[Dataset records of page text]
*** Begin section ***

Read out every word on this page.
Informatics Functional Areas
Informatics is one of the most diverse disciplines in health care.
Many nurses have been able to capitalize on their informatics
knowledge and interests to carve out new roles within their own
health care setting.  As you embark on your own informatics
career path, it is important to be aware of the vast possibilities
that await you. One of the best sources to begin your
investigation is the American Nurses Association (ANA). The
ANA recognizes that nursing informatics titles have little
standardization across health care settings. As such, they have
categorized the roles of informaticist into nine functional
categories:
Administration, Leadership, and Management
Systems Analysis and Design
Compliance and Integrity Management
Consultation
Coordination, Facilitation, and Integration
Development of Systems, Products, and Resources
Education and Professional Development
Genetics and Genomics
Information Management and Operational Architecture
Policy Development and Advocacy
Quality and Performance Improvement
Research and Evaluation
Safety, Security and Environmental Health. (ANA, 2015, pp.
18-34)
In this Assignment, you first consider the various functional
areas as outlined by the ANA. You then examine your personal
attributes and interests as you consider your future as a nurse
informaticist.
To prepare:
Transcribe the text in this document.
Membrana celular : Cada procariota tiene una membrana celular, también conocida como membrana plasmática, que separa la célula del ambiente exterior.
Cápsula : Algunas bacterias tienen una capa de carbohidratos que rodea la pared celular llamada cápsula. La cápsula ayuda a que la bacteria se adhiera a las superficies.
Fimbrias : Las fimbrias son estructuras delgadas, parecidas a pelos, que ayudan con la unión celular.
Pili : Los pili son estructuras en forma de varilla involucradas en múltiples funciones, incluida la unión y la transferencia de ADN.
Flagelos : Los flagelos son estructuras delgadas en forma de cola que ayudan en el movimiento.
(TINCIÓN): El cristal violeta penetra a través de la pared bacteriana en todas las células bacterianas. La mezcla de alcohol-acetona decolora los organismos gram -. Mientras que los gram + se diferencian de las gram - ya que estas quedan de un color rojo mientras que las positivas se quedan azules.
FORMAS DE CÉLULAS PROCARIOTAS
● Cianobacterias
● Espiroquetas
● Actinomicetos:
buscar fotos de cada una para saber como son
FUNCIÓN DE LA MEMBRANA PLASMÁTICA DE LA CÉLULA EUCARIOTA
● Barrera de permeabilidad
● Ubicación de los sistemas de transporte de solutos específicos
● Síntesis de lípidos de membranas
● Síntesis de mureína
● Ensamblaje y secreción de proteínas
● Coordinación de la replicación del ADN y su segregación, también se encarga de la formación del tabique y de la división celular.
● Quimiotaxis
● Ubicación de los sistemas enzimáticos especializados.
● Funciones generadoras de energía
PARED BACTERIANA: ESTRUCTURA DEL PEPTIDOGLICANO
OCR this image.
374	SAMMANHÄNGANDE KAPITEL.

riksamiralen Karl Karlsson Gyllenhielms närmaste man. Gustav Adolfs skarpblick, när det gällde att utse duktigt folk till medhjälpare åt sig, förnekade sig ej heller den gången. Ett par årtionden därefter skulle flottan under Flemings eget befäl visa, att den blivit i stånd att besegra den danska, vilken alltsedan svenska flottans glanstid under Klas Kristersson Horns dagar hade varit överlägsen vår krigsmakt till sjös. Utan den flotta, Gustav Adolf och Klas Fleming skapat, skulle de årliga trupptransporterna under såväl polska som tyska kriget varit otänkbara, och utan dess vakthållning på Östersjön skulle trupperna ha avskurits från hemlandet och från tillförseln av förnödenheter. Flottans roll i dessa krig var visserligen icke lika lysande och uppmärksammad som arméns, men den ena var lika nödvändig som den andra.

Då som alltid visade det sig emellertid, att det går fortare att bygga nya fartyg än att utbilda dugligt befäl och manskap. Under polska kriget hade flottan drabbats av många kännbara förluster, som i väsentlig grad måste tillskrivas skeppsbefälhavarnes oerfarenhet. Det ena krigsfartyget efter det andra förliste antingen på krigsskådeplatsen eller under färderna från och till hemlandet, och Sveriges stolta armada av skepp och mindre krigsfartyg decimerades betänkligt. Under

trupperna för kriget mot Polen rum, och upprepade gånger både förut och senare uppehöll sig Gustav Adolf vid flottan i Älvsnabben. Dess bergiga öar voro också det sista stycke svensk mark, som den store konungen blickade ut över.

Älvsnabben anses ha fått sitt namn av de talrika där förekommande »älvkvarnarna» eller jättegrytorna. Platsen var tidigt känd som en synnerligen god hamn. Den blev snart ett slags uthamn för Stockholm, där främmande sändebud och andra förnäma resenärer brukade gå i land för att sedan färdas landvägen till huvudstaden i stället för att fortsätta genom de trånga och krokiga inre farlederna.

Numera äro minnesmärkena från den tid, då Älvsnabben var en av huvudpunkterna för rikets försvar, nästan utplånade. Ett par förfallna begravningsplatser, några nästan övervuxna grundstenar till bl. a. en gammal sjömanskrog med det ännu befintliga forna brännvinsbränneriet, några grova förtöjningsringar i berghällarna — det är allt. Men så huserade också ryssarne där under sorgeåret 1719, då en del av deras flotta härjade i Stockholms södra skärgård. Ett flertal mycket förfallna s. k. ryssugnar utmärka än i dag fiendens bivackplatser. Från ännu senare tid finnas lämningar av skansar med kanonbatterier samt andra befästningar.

*** End section ***

*WHAT IS EXPECTED*:
Once you have read the records above, write them out again exactly.

*TASK OUTPUT*:
Read out every word on this page.
Informatics Functional Areas
Informatics is one of the most diverse disciplines in health care.
Many nurses have been able to capitalize on their informatics
knowledge and interests to carve out new roles within their own
health care setting.  As you embark on your own informatics
career path, it is important to be aware of the vast possibilities
that await you. One of the best sources to begin your
investigation is the American Nurses Association (ANA). The
ANA recognizes that nursing informatics titles have little
standardization across health care settings. As such, they have
categorized the roles of informaticist into nine functional
categories:
Administration, Leadership, and Management
Systems Analysis and Design
Compliance and Integrity Management
Consultation
Coordination, Facilitation, and Integration
Development of Systems, Products, and Resources
Education and Professional Development
Genetics and Genomics
Information Management and Operational Architecture
Policy Development and Advocacy
Quality and Performance Improvement
Research and Evaluation
Safety, Security and Environmental Health. (ANA, 2015, pp.
18-34)
In this Assignment, you first consider the various functional
areas as outlined by the ANA. You then examine your personal
attributes and interests as you consider your future as a nurse
informaticist.
To prepare:
Transcribe the text in this document.
Membrana celular : Cada procariota tiene una membrana celular, también conocida como membrana plasmática, que separa la célula del ambiente exterior.
Cápsula : Algunas bacterias tienen una capa de carbohidratos que rodea la pared celular llamada cápsula. La cápsula ayuda a que la bacteria se adhiera a las superficies.
Fimbrias : Las fimbrias son estructuras delgadas, parecidas a pelos, que ayudan con la unión celular.
Pili : Los pili son estructuras en forma de varilla involucradas en múltiples funciones, incluida la unión y la transferencia de ADN.
Flagelos : Los flagelos son estructuras delgadas en forma de cola que ayudan en el movimiento.
(TINCIÓN): El cristal violeta penetra a través de la pared bacteriana en todas las células bacterianas. La mezcla de alcohol-acetona decolora los organismos gram -. Mientras que los gram + se diferencian de las gram - ya que estas quedan de un color rojo mientras que las positivas se quedan azules.
FORMAS DE CÉLULAS PROCARIOTAS
● Cianobacterias
● Espiroquetas
● Actinomicetos:
buscar fotos de cada una para saber como son
FUNCIÓN DE LA MEMBRANA PLASMÁTICA DE LA CÉLULA EUCARIOTA
● Barrera de permeabilidad
● Ubicación de los sistemas de transporte de solutos específicos
● Síntesis de lípidos de membranas
● Síntesis de mureína
● Ensamblaje y secreción de proteínas
● Coordinación de la replicación del ADN y su segregación, también se encarga de la formación del tabique y de la división celular.
● Quimiotaxis
● Ubicación de los sistemas enzimáticos especializados.
● Funciones generadoras de energía
PARED BACTERIANA: ESTRUCTURA DEL PEPTIDOGLICANO
OCR this image.
374	SAMMANHÄNGANDE KAPITEL.

riksamiralen Karl Karlsson Gyllenhielms närmaste man. Gustav Adolfs skarpblick, när det gällde att utse duktigt folk till medhjälpare åt sig, förnekade sig ej heller den gången. Ett par årtionden därefter skulle flottan under Flemings eget befäl visa, att den blivit i stånd att besegra den danska, vilken alltsedan svenska flottans glanstid under Klas Kristersson Horns dagar hade varit överlägsen vår krigsmakt till sjös. Utan den flotta, Gustav Adolf och Klas Fleming skapat, skulle de årliga trupptransporterna under såväl polska som tyska kriget varit otänkbara, och utan dess vakthållning på Östersjön skulle trupperna ha avskurits från hemlandet och från tillförseln av förnödenheter. Flottans roll i dessa krig var visserligen icke lika lysande och uppmärksammad som arméns, men den ena var lika nödvändig som den andra.

Då som alltid visade det sig emellertid, att det går fortare att bygga nya fartyg än att utbilda dugligt befäl och manskap. Under polska kriget hade flottan drabbats av många kännbara förluster, som i väsentlig grad måste tillskrivas skeppsbefälhavarnes oerfarenhet. Det ena krigsfartyget efter det andra förliste antingen på krigsskådeplatsen eller under färderna från och till hemlandet, och Sveriges stolta armada av skepp och mindre krigsfartyg decimerades betänkligt. Under

trupperna för kriget mot Polen rum, och upprepade gånger både förut och senare uppehöll sig Gustav Adolf vid flottan i Älvsnabben. Dess bergiga öar voro också det sista stycke svensk mark, som den store konungen blickade ut över.

Älvsnabben anses ha fått sitt namn av de talrika där förekommande »älvkvarnarna» eller jättegrytorna. Platsen var tidigt känd som en synnerligen god hamn. Den blev snart ett slags uthamn för Stockholm, där främmande sändebud och andra förnäma resenärer brukade gå i land för att sedan färdas landvägen till huvudstaden i stället för att fortsätta genom de trånga och krokiga inre farlederna.

Numera äro minnesmärkena från den tid, då Älvsnabben var en av huvudpunkterna för rikets försvar, nästan utplånade. Ett par förfallna begravningsplatser, några nästan övervuxna grundstenar till bl. a. en gammal sjömanskrog med det ännu befintliga forna brännvinsbränneriet, några grova förtöjningsringar i berghällarna — det är allt. Men så huserade också ryssarne där under sorgeåret 1719, då en del av deras flotta härjade i Stockholms södra skärgård. Ett flertal mycket förfallna s. k. ryssugnar utmärka än i dag fiendens bivackplatser. Från ännu senare tid finnas lämningar av skansar med kanonbatterier samt andra befästningar.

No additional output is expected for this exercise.